### [TASK TO CARRY OUT]
Pull each line holding the word "title" from the data.

### [Items from a data source]

··········

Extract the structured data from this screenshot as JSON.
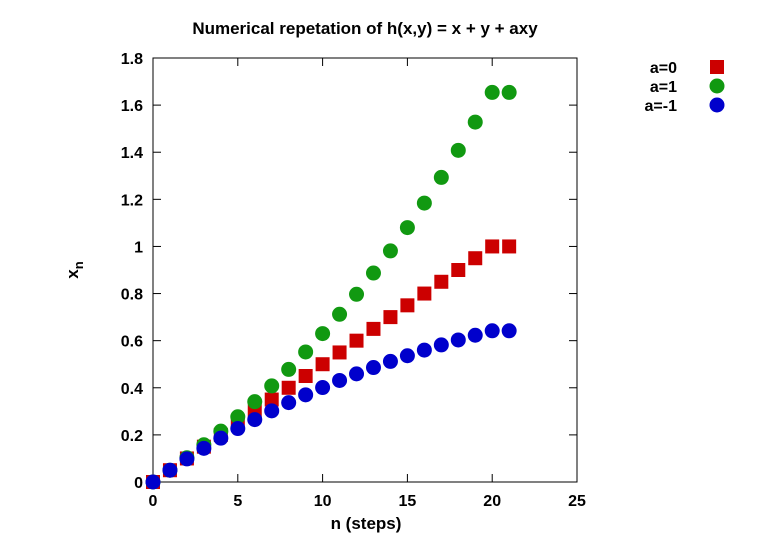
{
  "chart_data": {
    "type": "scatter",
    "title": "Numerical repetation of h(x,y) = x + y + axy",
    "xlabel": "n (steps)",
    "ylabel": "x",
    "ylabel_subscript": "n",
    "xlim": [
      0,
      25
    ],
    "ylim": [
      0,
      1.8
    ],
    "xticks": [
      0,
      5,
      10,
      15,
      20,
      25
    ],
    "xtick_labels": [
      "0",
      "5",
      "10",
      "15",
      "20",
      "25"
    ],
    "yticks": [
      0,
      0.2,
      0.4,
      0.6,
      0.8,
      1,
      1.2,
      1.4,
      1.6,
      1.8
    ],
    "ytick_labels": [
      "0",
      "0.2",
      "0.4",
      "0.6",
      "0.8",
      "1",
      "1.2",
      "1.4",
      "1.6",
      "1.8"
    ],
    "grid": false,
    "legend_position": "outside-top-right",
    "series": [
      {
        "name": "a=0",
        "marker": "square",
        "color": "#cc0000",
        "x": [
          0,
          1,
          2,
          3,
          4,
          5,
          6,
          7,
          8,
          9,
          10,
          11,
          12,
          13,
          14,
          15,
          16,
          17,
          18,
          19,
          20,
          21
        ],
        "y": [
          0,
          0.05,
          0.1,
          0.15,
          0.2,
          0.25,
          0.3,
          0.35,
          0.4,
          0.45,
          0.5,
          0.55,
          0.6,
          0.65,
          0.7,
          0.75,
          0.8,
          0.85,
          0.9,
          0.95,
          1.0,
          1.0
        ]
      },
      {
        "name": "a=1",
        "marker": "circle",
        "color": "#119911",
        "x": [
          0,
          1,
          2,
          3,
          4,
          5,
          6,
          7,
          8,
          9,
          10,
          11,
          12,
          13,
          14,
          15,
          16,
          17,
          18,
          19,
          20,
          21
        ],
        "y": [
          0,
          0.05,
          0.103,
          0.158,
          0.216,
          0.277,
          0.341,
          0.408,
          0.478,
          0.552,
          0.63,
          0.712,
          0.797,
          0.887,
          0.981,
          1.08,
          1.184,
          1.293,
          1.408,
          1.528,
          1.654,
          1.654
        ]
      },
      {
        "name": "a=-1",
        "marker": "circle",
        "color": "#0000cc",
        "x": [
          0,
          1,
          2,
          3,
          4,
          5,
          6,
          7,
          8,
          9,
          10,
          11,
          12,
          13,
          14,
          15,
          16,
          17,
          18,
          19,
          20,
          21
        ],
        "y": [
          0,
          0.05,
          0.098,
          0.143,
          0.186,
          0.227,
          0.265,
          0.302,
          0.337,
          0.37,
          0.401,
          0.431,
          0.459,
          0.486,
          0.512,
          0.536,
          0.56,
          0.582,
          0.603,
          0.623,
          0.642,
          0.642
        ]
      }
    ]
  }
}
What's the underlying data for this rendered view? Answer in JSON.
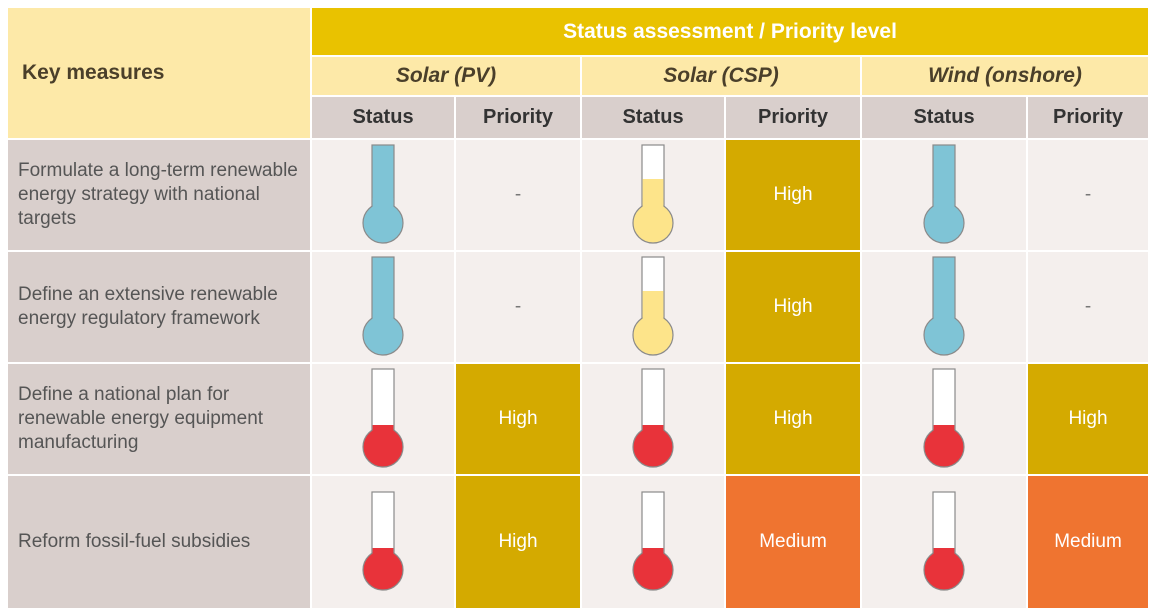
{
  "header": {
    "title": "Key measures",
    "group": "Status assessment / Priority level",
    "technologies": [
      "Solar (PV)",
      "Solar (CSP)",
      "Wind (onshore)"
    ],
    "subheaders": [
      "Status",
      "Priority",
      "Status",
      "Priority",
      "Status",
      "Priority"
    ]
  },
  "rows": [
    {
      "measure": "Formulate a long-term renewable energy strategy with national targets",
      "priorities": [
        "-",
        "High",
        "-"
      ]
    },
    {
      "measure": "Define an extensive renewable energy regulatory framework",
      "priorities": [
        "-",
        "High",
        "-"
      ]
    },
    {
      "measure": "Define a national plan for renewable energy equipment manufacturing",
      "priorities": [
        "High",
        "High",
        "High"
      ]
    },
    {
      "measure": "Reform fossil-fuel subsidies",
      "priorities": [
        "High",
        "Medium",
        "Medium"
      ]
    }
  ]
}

··········

### [TASK RESULT]
    "title": "Numerical repetation of h(x,y) = x + y + axy",
    "title": "Key measures",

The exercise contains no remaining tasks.